Reproduce each line that includes the word "title".

--- START OF Data shown ---

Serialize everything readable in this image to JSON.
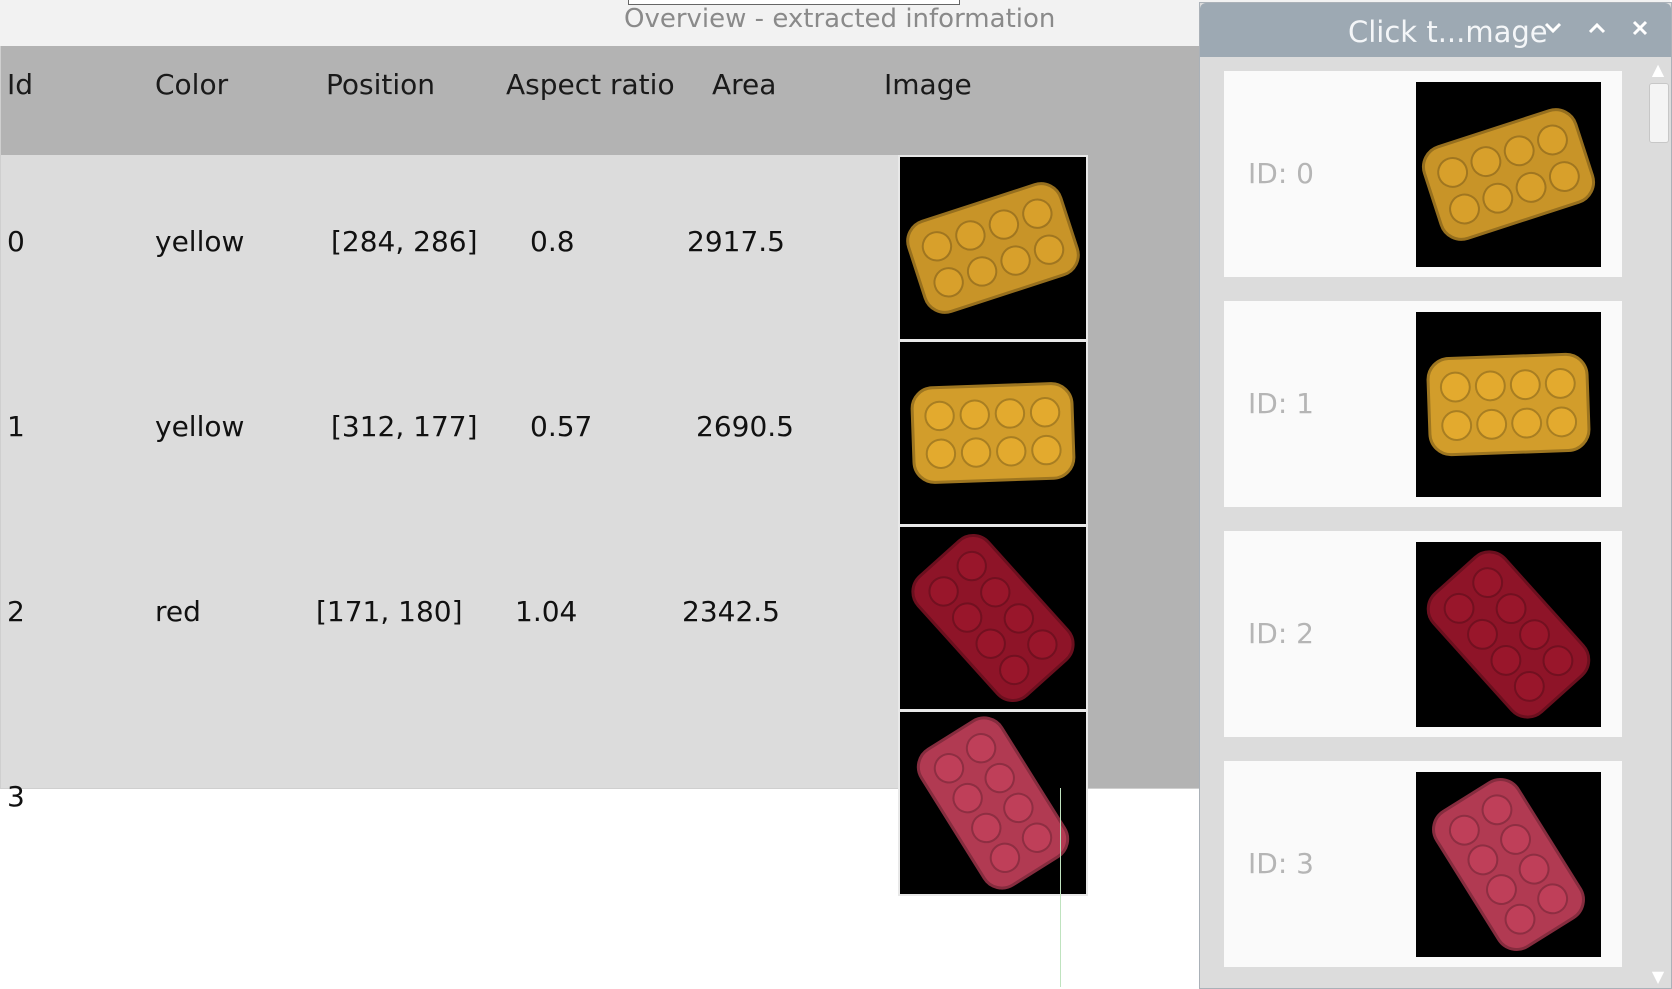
{
  "window": {
    "title": "Overview - extracted information"
  },
  "table": {
    "headers": [
      "Id",
      "Color",
      "Position",
      "Aspect ratio",
      "Area",
      "Image"
    ],
    "rows": [
      {
        "id": "0",
        "color": "yellow",
        "position": "[284, 286]",
        "aspect_ratio": "0.8",
        "area": "2917.5",
        "image_color": "#c89428"
      },
      {
        "id": "1",
        "color": "yellow",
        "position": "[312, 177]",
        "aspect_ratio": "0.57",
        "area": "2690.5",
        "image_color": "#d29d2b"
      },
      {
        "id": "2",
        "color": "red",
        "position": "[171, 180]",
        "aspect_ratio": "1.04",
        "area": "2342.5",
        "image_color": "#8e1428"
      },
      {
        "id": "3",
        "color": "",
        "position": "",
        "aspect_ratio": "",
        "area": "",
        "image_color": "#b13a52"
      }
    ]
  },
  "panel": {
    "title": "Click t...mage",
    "minimize_icon": "chevron-down-icon",
    "maximize_icon": "chevron-up-icon",
    "close_icon": "close-icon",
    "items": [
      {
        "label": "ID: 0",
        "image_color": "#c89428"
      },
      {
        "label": "ID: 1",
        "image_color": "#d29d2b"
      },
      {
        "label": "ID: 2",
        "image_color": "#8e1428"
      },
      {
        "label": "ID: 3",
        "image_color": "#b13a52"
      }
    ]
  }
}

--- END OF Data shown ---

Finished task =>
    "title": "Overview - extracted information"
    "title": "Click t...mage",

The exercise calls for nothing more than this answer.